WRITTEN INSTRUCTION —
Turn everything from the start of the records down to the line containing "292, 136, 328]" into a numbered list, leaving out any blank lines.

DATASET EXCERPTS —
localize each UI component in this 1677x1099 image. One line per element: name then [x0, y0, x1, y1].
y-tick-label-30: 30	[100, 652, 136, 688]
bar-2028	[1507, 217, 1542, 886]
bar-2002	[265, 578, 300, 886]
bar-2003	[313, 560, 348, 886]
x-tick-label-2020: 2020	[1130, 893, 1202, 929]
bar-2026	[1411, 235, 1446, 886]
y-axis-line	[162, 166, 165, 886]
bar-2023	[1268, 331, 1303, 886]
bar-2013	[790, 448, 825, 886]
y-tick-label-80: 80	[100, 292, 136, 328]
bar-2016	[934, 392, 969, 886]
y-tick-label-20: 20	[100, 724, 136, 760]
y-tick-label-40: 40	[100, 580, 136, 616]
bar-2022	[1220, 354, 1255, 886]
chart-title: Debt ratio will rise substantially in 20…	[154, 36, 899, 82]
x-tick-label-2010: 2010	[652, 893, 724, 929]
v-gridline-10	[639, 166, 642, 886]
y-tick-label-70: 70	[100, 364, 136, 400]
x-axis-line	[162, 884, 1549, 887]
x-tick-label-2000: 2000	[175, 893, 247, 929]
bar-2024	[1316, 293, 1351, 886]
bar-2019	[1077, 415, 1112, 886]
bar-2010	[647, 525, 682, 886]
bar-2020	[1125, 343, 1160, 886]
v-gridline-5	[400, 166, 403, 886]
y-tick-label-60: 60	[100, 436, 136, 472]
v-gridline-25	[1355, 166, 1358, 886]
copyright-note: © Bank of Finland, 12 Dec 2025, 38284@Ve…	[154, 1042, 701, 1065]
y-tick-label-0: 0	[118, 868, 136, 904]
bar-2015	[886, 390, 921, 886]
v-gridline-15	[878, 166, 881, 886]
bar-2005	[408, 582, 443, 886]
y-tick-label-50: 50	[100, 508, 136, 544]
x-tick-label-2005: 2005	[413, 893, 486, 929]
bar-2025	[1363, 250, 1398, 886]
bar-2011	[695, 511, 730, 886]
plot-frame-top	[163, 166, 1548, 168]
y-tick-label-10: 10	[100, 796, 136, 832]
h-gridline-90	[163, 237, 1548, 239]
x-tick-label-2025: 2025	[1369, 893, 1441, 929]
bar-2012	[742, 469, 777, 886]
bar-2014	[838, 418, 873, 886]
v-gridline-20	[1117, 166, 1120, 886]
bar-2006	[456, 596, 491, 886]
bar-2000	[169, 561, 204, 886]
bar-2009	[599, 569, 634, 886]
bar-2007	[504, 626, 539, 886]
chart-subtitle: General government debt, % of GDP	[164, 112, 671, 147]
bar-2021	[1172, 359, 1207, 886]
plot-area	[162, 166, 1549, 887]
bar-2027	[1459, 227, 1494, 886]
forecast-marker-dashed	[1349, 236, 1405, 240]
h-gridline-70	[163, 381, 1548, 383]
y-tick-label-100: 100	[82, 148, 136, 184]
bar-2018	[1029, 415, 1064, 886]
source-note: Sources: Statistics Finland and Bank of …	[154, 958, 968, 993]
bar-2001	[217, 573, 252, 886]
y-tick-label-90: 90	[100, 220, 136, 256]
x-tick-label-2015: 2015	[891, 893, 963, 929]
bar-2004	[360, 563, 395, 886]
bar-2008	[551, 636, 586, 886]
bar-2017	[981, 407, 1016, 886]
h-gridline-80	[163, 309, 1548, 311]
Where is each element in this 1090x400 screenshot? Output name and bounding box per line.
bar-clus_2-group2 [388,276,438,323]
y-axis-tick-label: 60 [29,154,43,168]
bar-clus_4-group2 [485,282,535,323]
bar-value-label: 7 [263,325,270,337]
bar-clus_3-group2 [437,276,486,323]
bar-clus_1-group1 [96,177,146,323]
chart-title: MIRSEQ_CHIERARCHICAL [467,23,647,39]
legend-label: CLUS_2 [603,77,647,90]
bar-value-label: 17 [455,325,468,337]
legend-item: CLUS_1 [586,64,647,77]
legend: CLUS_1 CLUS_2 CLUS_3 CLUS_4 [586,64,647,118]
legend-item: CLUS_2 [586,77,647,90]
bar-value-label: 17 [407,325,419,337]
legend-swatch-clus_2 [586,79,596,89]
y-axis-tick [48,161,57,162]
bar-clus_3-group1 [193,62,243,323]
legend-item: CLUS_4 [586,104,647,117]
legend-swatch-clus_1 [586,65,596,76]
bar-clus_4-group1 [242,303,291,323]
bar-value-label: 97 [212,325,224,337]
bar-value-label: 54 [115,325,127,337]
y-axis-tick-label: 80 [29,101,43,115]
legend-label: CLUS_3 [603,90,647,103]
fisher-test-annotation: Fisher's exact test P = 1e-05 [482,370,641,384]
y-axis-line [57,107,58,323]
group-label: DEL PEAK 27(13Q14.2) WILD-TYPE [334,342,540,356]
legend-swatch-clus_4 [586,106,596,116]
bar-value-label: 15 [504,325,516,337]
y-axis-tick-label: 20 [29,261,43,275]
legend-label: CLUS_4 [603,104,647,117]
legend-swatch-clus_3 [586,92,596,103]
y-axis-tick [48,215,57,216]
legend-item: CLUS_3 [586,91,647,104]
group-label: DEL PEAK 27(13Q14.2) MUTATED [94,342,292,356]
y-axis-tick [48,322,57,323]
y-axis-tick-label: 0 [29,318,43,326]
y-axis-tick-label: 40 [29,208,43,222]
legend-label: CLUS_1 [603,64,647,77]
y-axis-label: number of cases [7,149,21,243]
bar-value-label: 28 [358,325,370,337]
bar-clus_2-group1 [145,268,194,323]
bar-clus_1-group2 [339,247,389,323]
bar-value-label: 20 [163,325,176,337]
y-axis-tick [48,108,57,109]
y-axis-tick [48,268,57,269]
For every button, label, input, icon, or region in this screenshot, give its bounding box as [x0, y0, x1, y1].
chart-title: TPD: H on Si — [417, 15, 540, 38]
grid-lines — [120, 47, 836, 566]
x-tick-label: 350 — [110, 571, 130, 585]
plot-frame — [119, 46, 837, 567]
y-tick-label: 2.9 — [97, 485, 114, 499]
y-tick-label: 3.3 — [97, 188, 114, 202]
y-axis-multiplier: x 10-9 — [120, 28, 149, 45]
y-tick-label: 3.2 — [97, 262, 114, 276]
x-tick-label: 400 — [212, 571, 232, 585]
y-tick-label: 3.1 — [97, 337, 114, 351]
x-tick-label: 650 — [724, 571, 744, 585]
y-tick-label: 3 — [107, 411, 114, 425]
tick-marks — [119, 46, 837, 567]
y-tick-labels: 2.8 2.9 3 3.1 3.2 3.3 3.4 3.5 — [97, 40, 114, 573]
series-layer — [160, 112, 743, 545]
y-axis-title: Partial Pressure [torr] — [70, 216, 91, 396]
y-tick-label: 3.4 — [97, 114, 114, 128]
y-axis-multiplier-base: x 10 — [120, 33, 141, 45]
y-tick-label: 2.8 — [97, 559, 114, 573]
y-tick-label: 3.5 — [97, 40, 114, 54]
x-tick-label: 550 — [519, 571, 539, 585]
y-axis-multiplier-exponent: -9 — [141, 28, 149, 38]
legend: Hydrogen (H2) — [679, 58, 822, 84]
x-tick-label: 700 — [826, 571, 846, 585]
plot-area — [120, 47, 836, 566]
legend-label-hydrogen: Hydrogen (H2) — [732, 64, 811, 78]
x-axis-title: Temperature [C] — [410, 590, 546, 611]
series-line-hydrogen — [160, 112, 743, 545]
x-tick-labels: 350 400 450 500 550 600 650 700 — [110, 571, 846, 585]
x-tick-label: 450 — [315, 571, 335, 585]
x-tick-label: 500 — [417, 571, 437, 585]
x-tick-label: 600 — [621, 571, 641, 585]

THE SOLUTION —
1. localize each UI component in this 1677x1099 image. One line per element: name then [x0, y0, x1, y1].
2. y-tick-label-30: 30	[100, 652, 136, 688]
3. bar-2028	[1507, 217, 1542, 886]
4. bar-2002	[265, 578, 300, 886]
5. bar-2003	[313, 560, 348, 886]
6. x-tick-label-2020: 2020	[1130, 893, 1202, 929]
7. bar-2026	[1411, 235, 1446, 886]
8. y-axis-line	[162, 166, 165, 886]
9. bar-2023	[1268, 331, 1303, 886]
10. bar-2013	[790, 448, 825, 886]
11. y-tick-label-80: 80	[100, 292, 136, 328]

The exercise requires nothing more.